- STATED PROBLEM
Quote the entries from the line containing "Identify 6 of" through the line containing "data-label: 1.4 bbox=[438, 76, 470, 100]", word for word, and leave the pictures out of your answer.

- PROVIDED INFORMATION
----

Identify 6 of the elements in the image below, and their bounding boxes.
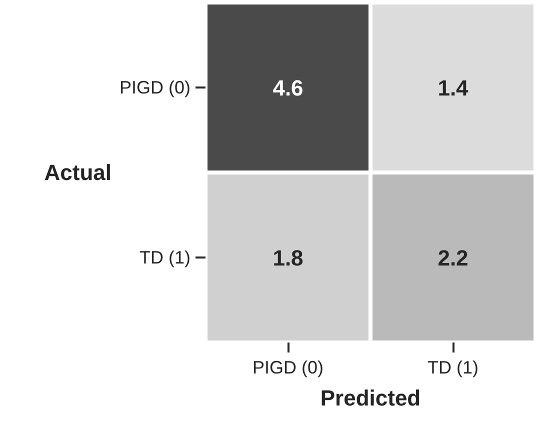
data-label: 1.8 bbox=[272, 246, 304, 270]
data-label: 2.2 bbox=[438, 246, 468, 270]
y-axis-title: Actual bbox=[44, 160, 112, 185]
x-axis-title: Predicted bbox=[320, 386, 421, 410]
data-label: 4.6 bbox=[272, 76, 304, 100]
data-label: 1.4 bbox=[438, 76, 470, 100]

----

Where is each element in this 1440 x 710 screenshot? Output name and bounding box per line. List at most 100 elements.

----

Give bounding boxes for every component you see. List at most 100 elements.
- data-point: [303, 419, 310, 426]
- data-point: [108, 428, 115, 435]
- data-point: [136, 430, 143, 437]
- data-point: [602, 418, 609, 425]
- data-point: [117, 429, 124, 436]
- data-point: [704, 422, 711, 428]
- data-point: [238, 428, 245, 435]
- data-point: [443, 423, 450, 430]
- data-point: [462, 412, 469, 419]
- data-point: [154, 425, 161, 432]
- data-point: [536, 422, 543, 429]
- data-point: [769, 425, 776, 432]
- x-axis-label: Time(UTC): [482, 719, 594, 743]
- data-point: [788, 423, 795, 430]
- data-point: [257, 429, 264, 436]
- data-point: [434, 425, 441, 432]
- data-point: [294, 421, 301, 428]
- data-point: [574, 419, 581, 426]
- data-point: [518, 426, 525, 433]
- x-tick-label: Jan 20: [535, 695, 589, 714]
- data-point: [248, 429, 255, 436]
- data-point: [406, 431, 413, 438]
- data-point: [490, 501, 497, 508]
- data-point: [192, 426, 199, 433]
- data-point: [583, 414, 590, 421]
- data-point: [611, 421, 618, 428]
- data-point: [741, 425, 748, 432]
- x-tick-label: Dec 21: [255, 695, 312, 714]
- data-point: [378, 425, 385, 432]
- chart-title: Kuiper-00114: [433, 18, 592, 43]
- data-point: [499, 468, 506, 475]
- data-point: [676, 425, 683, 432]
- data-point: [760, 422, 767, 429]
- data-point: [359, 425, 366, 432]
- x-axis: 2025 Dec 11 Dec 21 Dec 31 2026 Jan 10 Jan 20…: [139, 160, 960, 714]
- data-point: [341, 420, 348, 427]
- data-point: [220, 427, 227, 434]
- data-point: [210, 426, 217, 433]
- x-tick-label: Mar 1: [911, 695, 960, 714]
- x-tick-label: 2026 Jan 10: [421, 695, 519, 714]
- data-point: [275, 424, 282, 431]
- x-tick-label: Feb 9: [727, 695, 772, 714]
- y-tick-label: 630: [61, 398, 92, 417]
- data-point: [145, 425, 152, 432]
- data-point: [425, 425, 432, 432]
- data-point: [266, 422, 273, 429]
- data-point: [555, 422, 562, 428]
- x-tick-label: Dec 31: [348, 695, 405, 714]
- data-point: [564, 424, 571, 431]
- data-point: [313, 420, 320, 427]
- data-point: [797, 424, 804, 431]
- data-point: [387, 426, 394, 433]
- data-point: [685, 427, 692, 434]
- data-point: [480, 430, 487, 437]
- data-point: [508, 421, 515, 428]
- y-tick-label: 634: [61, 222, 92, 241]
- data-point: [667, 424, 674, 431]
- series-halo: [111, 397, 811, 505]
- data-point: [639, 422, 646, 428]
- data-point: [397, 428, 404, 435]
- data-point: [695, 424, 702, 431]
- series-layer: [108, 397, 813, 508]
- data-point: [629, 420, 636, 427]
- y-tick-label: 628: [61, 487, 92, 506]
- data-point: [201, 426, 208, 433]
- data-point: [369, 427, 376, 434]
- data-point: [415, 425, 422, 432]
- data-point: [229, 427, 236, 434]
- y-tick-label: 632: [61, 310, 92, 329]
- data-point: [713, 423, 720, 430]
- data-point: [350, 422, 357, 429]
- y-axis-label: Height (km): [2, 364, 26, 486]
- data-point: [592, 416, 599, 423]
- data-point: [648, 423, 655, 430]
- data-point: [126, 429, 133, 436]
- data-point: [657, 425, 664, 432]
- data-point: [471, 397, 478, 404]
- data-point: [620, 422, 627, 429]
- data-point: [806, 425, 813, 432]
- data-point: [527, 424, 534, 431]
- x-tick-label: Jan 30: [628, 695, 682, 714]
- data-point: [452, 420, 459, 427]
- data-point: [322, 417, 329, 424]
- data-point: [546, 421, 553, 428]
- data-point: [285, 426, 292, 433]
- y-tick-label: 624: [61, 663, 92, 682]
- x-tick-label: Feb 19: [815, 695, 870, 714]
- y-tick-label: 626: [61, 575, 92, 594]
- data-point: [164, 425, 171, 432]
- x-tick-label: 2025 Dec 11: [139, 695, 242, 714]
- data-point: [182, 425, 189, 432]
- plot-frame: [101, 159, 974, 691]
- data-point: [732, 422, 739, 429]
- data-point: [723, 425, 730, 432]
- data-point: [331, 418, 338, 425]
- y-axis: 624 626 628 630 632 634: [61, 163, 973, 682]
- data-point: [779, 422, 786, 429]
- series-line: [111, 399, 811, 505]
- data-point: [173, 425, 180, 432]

----

- EXPECTED ANSWER
Identify 6 of the elements in the image below, and their bounding boxes.
data-label: 1.8 bbox=[272, 246, 304, 270]
data-label: 2.2 bbox=[438, 246, 468, 270]
y-axis-title: Actual bbox=[44, 160, 112, 185]
x-axis-title: Predicted bbox=[320, 386, 421, 410]
data-label: 4.6 bbox=[272, 76, 304, 100]
data-label: 1.4 bbox=[438, 76, 470, 100]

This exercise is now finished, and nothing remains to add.